* [Objective]
Say how many lines contain "mean", using only the number.

[Dataset listings of figures]
++++++++++

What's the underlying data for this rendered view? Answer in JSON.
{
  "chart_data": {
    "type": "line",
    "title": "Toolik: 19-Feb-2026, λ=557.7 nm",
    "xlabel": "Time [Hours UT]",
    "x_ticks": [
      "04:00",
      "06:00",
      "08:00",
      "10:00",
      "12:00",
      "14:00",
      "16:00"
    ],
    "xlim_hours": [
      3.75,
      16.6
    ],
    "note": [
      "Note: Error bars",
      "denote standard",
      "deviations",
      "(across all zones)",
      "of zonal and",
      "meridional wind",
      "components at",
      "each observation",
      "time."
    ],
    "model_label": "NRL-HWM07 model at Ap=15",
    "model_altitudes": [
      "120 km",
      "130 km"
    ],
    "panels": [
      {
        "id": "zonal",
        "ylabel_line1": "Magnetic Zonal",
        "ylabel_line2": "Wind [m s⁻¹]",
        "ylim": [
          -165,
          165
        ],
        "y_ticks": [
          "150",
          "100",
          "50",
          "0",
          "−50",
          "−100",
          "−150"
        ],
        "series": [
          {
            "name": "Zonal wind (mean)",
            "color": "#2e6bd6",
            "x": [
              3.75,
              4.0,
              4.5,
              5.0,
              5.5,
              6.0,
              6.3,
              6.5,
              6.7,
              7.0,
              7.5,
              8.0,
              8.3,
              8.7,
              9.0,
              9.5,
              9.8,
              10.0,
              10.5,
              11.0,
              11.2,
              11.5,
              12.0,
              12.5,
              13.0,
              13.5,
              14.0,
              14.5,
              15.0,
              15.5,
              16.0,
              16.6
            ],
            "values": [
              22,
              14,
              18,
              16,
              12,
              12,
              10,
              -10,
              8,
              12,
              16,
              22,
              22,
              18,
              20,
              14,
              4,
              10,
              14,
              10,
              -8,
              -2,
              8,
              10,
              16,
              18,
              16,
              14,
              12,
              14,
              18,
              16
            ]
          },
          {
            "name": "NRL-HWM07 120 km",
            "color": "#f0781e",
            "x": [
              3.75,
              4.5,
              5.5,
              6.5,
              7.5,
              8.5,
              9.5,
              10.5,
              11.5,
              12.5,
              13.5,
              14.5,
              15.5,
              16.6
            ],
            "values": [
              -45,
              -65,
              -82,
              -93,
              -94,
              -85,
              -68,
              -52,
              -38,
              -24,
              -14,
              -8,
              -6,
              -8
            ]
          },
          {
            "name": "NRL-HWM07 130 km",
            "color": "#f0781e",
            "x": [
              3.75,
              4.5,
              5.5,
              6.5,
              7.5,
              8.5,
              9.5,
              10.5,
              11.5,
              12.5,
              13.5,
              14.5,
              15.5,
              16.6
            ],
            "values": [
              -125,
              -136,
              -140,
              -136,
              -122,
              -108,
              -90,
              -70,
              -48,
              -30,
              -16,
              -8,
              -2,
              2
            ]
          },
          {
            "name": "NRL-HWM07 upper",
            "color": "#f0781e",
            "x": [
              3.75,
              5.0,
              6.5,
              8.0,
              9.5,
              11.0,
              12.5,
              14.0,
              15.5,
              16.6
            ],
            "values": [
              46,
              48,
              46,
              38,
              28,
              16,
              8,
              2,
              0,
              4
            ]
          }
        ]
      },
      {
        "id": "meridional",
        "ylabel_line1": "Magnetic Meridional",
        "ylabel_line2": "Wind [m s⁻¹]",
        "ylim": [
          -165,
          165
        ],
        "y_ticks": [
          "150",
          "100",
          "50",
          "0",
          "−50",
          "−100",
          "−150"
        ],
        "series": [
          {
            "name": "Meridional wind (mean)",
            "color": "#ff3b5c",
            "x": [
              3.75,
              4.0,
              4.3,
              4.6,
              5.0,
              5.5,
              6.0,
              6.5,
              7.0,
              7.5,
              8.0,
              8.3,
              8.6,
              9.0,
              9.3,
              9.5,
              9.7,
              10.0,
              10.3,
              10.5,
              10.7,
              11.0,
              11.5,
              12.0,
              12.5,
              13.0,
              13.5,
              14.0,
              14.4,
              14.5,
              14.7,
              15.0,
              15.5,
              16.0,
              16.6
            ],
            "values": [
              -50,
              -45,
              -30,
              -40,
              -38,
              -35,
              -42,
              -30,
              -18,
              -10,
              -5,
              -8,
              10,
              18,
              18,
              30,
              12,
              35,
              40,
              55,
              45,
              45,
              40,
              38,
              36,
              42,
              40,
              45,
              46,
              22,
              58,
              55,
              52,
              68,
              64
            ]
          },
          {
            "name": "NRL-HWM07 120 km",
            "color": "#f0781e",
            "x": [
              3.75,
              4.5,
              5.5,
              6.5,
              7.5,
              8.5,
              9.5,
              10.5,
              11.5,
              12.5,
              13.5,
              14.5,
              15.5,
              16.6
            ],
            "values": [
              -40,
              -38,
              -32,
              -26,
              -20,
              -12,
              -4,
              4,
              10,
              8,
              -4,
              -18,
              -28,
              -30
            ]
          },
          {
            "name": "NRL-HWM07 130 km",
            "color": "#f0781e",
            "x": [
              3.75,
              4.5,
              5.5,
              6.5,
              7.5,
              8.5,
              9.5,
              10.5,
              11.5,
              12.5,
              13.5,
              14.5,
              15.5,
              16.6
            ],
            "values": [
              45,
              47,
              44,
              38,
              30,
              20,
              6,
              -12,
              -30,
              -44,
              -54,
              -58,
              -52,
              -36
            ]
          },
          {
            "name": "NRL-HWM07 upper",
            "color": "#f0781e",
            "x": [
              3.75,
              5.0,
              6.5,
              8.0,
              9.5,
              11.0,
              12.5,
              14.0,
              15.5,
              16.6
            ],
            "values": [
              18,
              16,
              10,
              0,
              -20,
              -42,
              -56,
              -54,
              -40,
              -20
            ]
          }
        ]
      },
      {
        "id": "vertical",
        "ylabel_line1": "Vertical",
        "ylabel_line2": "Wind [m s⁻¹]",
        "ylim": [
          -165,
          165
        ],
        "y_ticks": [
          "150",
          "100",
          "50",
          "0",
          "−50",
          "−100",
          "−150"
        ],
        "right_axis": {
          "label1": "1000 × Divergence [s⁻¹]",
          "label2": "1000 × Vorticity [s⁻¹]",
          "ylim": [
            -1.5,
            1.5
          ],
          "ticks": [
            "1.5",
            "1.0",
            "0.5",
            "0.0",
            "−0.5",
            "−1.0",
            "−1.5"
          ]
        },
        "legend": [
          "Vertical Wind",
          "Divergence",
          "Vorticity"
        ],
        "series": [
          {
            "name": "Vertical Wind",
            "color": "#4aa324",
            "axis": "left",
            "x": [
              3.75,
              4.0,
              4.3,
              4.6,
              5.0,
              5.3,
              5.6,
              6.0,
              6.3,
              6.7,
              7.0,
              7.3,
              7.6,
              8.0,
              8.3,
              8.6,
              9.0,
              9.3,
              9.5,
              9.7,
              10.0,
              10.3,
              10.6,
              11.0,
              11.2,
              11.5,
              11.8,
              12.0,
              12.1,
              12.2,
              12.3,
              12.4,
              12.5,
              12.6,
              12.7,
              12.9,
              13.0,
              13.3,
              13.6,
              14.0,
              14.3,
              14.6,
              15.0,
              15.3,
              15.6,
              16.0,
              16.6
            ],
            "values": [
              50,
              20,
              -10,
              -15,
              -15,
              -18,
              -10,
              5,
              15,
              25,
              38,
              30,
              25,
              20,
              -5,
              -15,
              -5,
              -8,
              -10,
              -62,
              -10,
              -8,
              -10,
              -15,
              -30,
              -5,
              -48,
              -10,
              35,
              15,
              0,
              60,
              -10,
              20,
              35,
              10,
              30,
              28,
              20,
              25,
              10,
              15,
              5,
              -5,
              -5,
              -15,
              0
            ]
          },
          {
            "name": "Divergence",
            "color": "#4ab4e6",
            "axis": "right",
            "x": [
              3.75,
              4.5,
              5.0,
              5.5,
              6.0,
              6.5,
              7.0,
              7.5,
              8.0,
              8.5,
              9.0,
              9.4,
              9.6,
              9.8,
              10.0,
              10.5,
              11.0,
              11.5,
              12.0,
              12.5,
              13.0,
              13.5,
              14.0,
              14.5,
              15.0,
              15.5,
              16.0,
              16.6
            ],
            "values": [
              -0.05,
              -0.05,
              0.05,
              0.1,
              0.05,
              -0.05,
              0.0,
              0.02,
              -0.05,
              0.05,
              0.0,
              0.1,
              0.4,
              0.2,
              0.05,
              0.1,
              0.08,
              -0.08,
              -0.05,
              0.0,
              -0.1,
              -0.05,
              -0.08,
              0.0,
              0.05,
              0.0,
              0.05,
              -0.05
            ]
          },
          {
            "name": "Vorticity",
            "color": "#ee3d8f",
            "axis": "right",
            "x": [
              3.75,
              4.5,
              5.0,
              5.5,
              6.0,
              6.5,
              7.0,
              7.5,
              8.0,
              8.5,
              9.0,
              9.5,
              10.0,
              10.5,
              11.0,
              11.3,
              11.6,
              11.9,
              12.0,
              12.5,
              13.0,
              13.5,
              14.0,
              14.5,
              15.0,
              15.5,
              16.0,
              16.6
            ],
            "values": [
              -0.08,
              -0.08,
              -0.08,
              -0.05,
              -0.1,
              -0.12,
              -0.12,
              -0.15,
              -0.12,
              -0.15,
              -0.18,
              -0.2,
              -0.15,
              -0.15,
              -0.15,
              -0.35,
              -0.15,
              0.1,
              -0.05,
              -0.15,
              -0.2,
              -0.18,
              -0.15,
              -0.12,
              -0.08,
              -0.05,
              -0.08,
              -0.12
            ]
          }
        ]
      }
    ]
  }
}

++++++++++

* [Result for this exercise]
2